▶ [WHAT IS EXPECTED] Write out all of the data exactly as it appears.

[Stored data]
□ □ □ □ □ □ □
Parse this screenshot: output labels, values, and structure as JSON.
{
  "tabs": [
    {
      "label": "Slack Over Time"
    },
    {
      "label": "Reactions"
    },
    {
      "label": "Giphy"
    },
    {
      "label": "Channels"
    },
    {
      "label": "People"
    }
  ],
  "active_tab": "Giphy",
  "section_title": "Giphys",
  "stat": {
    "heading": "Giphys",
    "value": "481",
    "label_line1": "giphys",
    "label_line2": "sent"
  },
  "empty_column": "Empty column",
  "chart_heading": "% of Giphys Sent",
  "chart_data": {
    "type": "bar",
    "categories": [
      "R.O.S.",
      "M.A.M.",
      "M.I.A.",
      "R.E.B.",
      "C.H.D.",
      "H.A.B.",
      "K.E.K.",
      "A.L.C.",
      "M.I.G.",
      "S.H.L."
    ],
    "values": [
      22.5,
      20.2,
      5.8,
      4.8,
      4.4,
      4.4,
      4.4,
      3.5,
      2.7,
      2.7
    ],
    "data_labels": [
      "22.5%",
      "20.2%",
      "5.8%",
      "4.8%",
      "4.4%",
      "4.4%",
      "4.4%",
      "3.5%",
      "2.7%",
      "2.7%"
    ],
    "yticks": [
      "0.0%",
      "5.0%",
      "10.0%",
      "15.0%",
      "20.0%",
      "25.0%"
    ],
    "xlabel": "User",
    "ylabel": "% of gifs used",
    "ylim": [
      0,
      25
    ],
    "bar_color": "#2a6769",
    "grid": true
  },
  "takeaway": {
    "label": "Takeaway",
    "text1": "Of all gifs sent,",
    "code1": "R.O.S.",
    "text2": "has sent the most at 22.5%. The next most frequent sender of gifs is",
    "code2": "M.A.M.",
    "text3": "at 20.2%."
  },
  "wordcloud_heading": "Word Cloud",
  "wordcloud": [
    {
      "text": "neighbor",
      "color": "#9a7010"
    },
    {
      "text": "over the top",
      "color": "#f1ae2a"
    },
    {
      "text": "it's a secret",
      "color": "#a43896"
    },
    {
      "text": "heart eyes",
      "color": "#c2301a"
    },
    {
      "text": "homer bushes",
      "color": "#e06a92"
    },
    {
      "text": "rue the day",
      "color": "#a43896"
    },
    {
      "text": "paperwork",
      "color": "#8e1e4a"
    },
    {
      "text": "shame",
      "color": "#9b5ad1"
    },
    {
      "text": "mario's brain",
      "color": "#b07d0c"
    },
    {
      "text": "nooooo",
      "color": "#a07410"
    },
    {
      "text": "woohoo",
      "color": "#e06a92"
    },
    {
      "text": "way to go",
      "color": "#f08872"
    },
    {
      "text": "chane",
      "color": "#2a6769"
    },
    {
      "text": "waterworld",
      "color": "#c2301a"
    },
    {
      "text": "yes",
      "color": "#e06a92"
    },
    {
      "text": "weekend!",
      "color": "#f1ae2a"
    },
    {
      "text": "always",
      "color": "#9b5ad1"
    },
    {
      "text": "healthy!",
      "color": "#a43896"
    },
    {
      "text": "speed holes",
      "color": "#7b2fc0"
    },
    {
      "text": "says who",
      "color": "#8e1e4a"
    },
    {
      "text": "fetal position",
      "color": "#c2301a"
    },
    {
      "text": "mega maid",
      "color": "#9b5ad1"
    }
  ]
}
□ □ □ □ □ □ □
▶ [WRITTEN RESPONSE]
Parse this screenshot: output labels, values, and structure as JSON.
{
  "tabs": [
    {
      "label": "Slack Over Time"
    },
    {
      "label": "Reactions"
    },
    {
      "label": "Giphy"
    },
    {
      "label": "Channels"
    },
    {
      "label": "People"
    }
  ],
  "active_tab": "Giphy",
  "section_title": "Giphys",
  "stat": {
    "heading": "Giphys",
    "value": "481",
    "label_line1": "giphys",
    "label_line2": "sent"
  },
  "empty_column": "Empty column",
  "chart_heading": "% of Giphys Sent",
  "chart_data": {
    "type": "bar",
    "categories": [
      "R.O.S.",
      "M.A.M.",
      "M.I.A.",
      "R.E.B.",
      "C.H.D.",
      "H.A.B.",
      "K.E.K.",
      "A.L.C.",
      "M.I.G.",
      "S.H.L."
    ],
    "values": [
      22.5,
      20.2,
      5.8,
      4.8,
      4.4,
      4.4,
      4.4,
      3.5,
      2.7,
      2.7
    ],
    "data_labels": [
      "22.5%",
      "20.2%",
      "5.8%",
      "4.8%",
      "4.4%",
      "4.4%",
      "4.4%",
      "3.5%",
      "2.7%",
      "2.7%"
    ],
    "yticks": [
      "0.0%",
      "5.0%",
      "10.0%",
      "15.0%",
      "20.0%",
      "25.0%"
    ],
    "xlabel": "User",
    "ylabel": "% of gifs used",
    "ylim": [
      0,
      25
    ],
    "bar_color": "#2a6769",
    "grid": true
  },
  "takeaway": {
    "label": "Takeaway",
    "text1": "Of all gifs sent,",
    "code1": "R.O.S.",
    "text2": "has sent the most at 22.5%. The next most frequent sender of gifs is",
    "code2": "M.A.M.",
    "text3": "at 20.2%."
  },
  "wordcloud_heading": "Word Cloud",
  "wordcloud": [
    {
      "text": "neighbor",
      "color": "#9a7010"
    },
    {
      "text": "over the top",
      "color": "#f1ae2a"
    },
    {
      "text": "it's a secret",
      "color": "#a43896"
    },
    {
      "text": "heart eyes",
      "color": "#c2301a"
    },
    {
      "text": "homer bushes",
      "color": "#e06a92"
    },
    {
      "text": "rue the day",
      "color": "#a43896"
    },
    {
      "text": "paperwork",
      "color": "#8e1e4a"
    },
    {
      "text": "shame",
      "color": "#9b5ad1"
    },
    {
      "text": "mario's brain",
      "color": "#b07d0c"
    },
    {
      "text": "nooooo",
      "color": "#a07410"
    },
    {
      "text": "woohoo",
      "color": "#e06a92"
    },
    {
      "text": "way to go",
      "color": "#f08872"
    },
    {
      "text": "chane",
      "color": "#2a6769"
    },
    {
      "text": "waterworld",
      "color": "#c2301a"
    },
    {
      "text": "yes",
      "color": "#e06a92"
    },
    {
      "text": "weekend!",
      "color": "#f1ae2a"
    },
    {
      "text": "always",
      "color": "#9b5ad1"
    },
    {
      "text": "healthy!",
      "color": "#a43896"
    },
    {
      "text": "speed holes",
      "color": "#7b2fc0"
    },
    {
      "text": "says who",
      "color": "#8e1e4a"
    },
    {
      "text": "fetal position",
      "color": "#c2301a"
    },
    {
      "text": "mega maid",
      "color": "#9b5ad1"
    }
  ]
}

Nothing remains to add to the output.